What to work on
Please transcribe every line of the listing below, keeping each one identical to the original.
— begin Stored data —
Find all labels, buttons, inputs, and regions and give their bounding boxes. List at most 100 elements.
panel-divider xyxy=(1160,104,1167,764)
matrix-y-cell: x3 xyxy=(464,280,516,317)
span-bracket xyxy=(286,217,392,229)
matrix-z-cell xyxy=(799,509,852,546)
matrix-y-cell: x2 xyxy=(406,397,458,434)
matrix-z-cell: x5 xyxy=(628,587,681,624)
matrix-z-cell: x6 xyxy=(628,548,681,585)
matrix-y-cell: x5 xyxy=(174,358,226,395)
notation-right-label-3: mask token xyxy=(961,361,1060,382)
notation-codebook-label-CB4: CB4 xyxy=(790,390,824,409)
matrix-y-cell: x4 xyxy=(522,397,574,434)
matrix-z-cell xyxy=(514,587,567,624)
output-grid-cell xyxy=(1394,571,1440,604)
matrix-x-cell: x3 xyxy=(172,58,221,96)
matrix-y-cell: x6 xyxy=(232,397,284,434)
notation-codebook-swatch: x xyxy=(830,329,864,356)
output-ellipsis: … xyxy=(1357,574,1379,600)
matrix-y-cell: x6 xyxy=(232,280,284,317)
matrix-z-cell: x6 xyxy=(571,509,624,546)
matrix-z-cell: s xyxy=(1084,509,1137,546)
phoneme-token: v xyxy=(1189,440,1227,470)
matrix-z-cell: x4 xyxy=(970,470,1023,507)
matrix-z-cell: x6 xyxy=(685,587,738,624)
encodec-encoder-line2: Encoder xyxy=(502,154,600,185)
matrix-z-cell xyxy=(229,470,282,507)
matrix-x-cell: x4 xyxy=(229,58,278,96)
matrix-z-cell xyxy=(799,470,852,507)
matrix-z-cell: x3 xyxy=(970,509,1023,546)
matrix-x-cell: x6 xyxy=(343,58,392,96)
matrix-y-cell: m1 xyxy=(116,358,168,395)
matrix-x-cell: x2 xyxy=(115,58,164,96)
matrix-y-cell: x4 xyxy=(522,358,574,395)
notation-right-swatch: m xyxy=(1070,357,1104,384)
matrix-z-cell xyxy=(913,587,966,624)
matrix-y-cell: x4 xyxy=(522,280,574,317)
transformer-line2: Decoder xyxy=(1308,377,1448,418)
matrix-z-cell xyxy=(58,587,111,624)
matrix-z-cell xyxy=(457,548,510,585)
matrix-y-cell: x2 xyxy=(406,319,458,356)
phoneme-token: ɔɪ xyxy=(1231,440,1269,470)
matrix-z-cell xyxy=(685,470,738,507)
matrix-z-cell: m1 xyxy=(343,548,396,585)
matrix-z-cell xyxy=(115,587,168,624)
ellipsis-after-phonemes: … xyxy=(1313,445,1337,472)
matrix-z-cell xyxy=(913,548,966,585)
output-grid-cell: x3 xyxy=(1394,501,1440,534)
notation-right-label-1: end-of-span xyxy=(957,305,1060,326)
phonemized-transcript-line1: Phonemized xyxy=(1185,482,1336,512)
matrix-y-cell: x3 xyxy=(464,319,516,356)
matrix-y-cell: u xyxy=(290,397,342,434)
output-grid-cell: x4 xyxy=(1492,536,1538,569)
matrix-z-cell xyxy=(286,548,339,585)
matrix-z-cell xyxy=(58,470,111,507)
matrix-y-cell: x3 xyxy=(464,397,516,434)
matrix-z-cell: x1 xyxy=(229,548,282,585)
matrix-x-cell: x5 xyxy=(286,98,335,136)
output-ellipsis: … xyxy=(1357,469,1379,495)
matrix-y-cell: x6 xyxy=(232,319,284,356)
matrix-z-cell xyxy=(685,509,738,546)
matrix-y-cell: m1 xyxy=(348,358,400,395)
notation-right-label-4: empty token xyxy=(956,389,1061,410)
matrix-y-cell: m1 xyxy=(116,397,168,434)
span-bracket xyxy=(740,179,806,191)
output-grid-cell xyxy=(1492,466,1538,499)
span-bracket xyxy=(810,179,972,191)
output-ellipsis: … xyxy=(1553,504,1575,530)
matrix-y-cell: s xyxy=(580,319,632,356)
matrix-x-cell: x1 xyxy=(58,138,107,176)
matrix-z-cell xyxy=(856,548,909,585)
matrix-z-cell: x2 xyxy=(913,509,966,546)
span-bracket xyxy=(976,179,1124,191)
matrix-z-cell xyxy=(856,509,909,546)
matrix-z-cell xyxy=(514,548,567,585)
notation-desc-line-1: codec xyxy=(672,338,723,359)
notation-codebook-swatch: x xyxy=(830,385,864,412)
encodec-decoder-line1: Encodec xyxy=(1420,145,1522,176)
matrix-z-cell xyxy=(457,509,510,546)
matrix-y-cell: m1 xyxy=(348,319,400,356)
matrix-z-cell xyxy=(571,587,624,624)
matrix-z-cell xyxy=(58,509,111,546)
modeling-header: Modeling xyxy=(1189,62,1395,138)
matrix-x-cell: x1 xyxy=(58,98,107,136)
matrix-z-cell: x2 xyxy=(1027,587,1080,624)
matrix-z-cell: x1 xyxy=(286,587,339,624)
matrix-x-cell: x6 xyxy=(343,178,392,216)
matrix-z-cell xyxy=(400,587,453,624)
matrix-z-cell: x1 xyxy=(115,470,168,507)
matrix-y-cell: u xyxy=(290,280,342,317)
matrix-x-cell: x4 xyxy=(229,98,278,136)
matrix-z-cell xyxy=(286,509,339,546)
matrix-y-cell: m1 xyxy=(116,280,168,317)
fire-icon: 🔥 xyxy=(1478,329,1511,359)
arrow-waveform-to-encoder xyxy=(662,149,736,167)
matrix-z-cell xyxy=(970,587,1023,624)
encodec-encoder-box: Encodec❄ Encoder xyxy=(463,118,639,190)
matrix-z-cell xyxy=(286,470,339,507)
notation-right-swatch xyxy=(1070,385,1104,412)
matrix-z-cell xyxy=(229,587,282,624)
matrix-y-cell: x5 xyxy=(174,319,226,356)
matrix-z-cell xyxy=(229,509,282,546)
— end Stored data —
Final result
Find all labels, buttons, inputs, and regions and give their bounding boxes. List at most 100 elements.
panel-divider xyxy=(1160,104,1167,764)
matrix-y-cell: x3 xyxy=(464,280,516,317)
span-bracket xyxy=(286,217,392,229)
matrix-z-cell xyxy=(799,509,852,546)
matrix-y-cell: x2 xyxy=(406,397,458,434)
matrix-z-cell: x5 xyxy=(628,587,681,624)
matrix-z-cell: x6 xyxy=(628,548,681,585)
matrix-y-cell: x5 xyxy=(174,358,226,395)
notation-right-label-3: mask token xyxy=(961,361,1060,382)
notation-codebook-label-CB4: CB4 xyxy=(790,390,824,409)
matrix-y-cell: x4 xyxy=(522,397,574,434)
matrix-z-cell xyxy=(514,587,567,624)
output-grid-cell xyxy=(1394,571,1440,604)
matrix-x-cell: x3 xyxy=(172,58,221,96)
matrix-y-cell: x6 xyxy=(232,397,284,434)
notation-codebook-swatch: x xyxy=(830,329,864,356)
output-ellipsis: … xyxy=(1357,574,1379,600)
matrix-y-cell: x6 xyxy=(232,280,284,317)
matrix-z-cell: x6 xyxy=(571,509,624,546)
matrix-z-cell: s xyxy=(1084,509,1137,546)
phoneme-token: v xyxy=(1189,440,1227,470)
matrix-z-cell: x4 xyxy=(970,470,1023,507)
matrix-z-cell: x6 xyxy=(685,587,738,624)
encodec-encoder-line2: Encoder xyxy=(502,154,600,185)
matrix-z-cell xyxy=(229,470,282,507)
matrix-x-cell: x4 xyxy=(229,58,278,96)
matrix-z-cell xyxy=(799,470,852,507)
matrix-z-cell: x3 xyxy=(970,509,1023,546)
matrix-x-cell: x6 xyxy=(343,58,392,96)
matrix-y-cell: m1 xyxy=(116,358,168,395)
matrix-x-cell: x2 xyxy=(115,58,164,96)
matrix-y-cell: x4 xyxy=(522,358,574,395)
notation-right-swatch: m xyxy=(1070,357,1104,384)
matrix-z-cell xyxy=(913,587,966,624)
matrix-y-cell: x4 xyxy=(522,280,574,317)
transformer-line2: Decoder xyxy=(1308,377,1448,418)
matrix-z-cell xyxy=(58,587,111,624)
matrix-z-cell xyxy=(457,548,510,585)
matrix-y-cell: x2 xyxy=(406,319,458,356)
phoneme-token: ɔɪ xyxy=(1231,440,1269,470)
matrix-z-cell xyxy=(685,470,738,507)
matrix-z-cell: m1 xyxy=(343,548,396,585)
matrix-z-cell xyxy=(115,587,168,624)
ellipsis-after-phonemes: … xyxy=(1313,445,1337,472)
matrix-z-cell xyxy=(913,548,966,585)
output-grid-cell: x3 xyxy=(1394,501,1440,534)
notation-right-label-1: end-of-span xyxy=(957,305,1060,326)
phonemized-transcript-line1: Phonemized xyxy=(1185,482,1336,512)
matrix-y-cell: x3 xyxy=(464,319,516,356)
matrix-y-cell: u xyxy=(290,397,342,434)
output-grid-cell: x4 xyxy=(1492,536,1538,569)
matrix-z-cell xyxy=(286,548,339,585)
matrix-z-cell xyxy=(58,470,111,507)
matrix-y-cell: x3 xyxy=(464,397,516,434)
matrix-z-cell: x1 xyxy=(229,548,282,585)
matrix-x-cell: x5 xyxy=(286,98,335,136)
output-ellipsis: … xyxy=(1357,469,1379,495)
matrix-y-cell: x6 xyxy=(232,319,284,356)
matrix-z-cell xyxy=(685,509,738,546)
matrix-y-cell: m1 xyxy=(348,358,400,395)
notation-right-label-4: empty token xyxy=(956,389,1061,410)
matrix-y-cell: m1 xyxy=(116,397,168,434)
span-bracket xyxy=(740,179,806,191)
output-grid-cell xyxy=(1492,466,1538,499)
span-bracket xyxy=(810,179,972,191)
output-ellipsis: … xyxy=(1553,504,1575,530)
matrix-y-cell: s xyxy=(580,319,632,356)
matrix-x-cell: x1 xyxy=(58,138,107,176)
matrix-z-cell xyxy=(856,548,909,585)
matrix-z-cell: x2 xyxy=(913,509,966,546)
span-bracket xyxy=(976,179,1124,191)
matrix-z-cell xyxy=(856,509,909,546)
matrix-z-cell xyxy=(514,548,567,585)
notation-desc-line-1: codec xyxy=(672,338,723,359)
notation-codebook-swatch: x xyxy=(830,385,864,412)
encodec-decoder-line1: Encodec xyxy=(1420,145,1522,176)
matrix-z-cell xyxy=(457,509,510,546)
matrix-y-cell: m1 xyxy=(348,319,400,356)
matrix-z-cell xyxy=(571,587,624,624)
matrix-z-cell xyxy=(58,509,111,546)
modeling-header: Modeling xyxy=(1189,62,1395,138)
matrix-x-cell: x1 xyxy=(58,98,107,136)
matrix-z-cell: x2 xyxy=(1027,587,1080,624)
matrix-z-cell: x1 xyxy=(286,587,339,624)
matrix-x-cell: x6 xyxy=(343,178,392,216)
matrix-z-cell xyxy=(400,587,453,624)
matrix-z-cell: x1 xyxy=(115,470,168,507)
matrix-y-cell: u xyxy=(290,280,342,317)
matrix-x-cell: x4 xyxy=(229,98,278,136)
matrix-z-cell xyxy=(286,509,339,546)
matrix-y-cell: m1 xyxy=(116,280,168,317)
fire-icon: 🔥 xyxy=(1478,329,1511,359)
arrow-waveform-to-encoder xyxy=(662,149,736,167)
matrix-z-cell xyxy=(970,587,1023,624)
encodec-encoder-box: Encodec❄ Encoder xyxy=(463,118,639,190)
matrix-z-cell xyxy=(286,470,339,507)
notation-right-swatch xyxy=(1070,385,1104,412)
matrix-z-cell xyxy=(229,587,282,624)
matrix-y-cell: x5 xyxy=(174,319,226,356)
matrix-z-cell xyxy=(229,509,282,546)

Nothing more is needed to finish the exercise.